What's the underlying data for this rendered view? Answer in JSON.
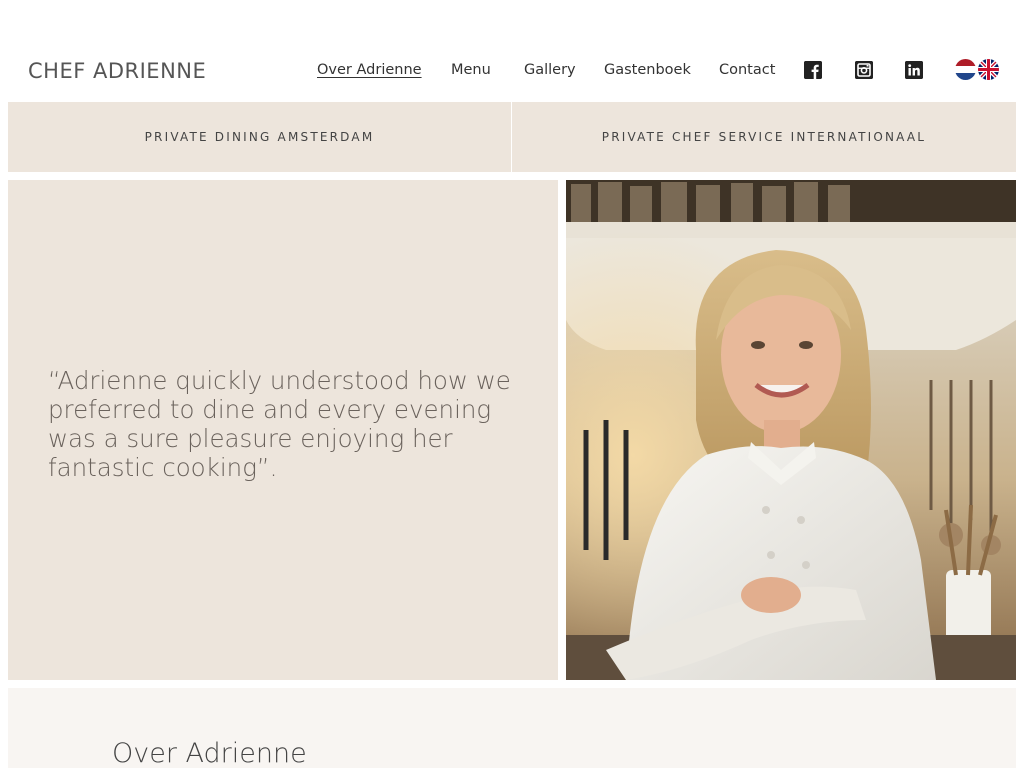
{
  "header": {
    "logo": "CHEF ADRIENNE",
    "nav": [
      {
        "label": "Over Adrienne",
        "active": true
      },
      {
        "label": "Menu",
        "active": false
      },
      {
        "label": "Gallery",
        "active": false
      },
      {
        "label": "Gastenboek",
        "active": false
      },
      {
        "label": "Contact",
        "active": false
      }
    ],
    "social": [
      "facebook-icon",
      "instagram-icon",
      "linkedin-icon"
    ],
    "languages": [
      "nl-flag-icon",
      "uk-flag-icon"
    ]
  },
  "subnav": {
    "left": "PRIVATE DINING AMSTERDAM",
    "right": "PRIVATE CHEF SERVICE INTERNATIONAAL"
  },
  "hero": {
    "quote": "“Adrienne quickly understood how we preferred to dine and every evening was a sure pleasure enjoying her fantastic cooking”."
  },
  "about": {
    "title": "Over Adrienne"
  },
  "colors": {
    "panel": "#ede5dc",
    "about_bg": "#f8f5f2",
    "text": "#333333",
    "quote_text": "#6a625c"
  }
}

__PROBLEM DETAILS__:
Without the pictures, repeat all the records word for word.

__ANSWER TO THE TASK__:
What's the underlying data for this rendered view? Answer in JSON.
{
  "header": {
    "logo": "CHEF ADRIENNE",
    "nav": [
      {
        "label": "Over Adrienne",
        "active": true
      },
      {
        "label": "Menu",
        "active": false
      },
      {
        "label": "Gallery",
        "active": false
      },
      {
        "label": "Gastenboek",
        "active": false
      },
      {
        "label": "Contact",
        "active": false
      }
    ],
    "social": [
      "facebook-icon",
      "instagram-icon",
      "linkedin-icon"
    ],
    "languages": [
      "nl-flag-icon",
      "uk-flag-icon"
    ]
  },
  "subnav": {
    "left": "PRIVATE DINING AMSTERDAM",
    "right": "PRIVATE CHEF SERVICE INTERNATIONAAL"
  },
  "hero": {
    "quote": "“Adrienne quickly understood how we preferred to dine and every evening was a sure pleasure enjoying her fantastic cooking”."
  },
  "about": {
    "title": "Over Adrienne"
  },
  "colors": {
    "panel": "#ede5dc",
    "about_bg": "#f8f5f2",
    "text": "#333333",
    "quote_text": "#6a625c"
  }
}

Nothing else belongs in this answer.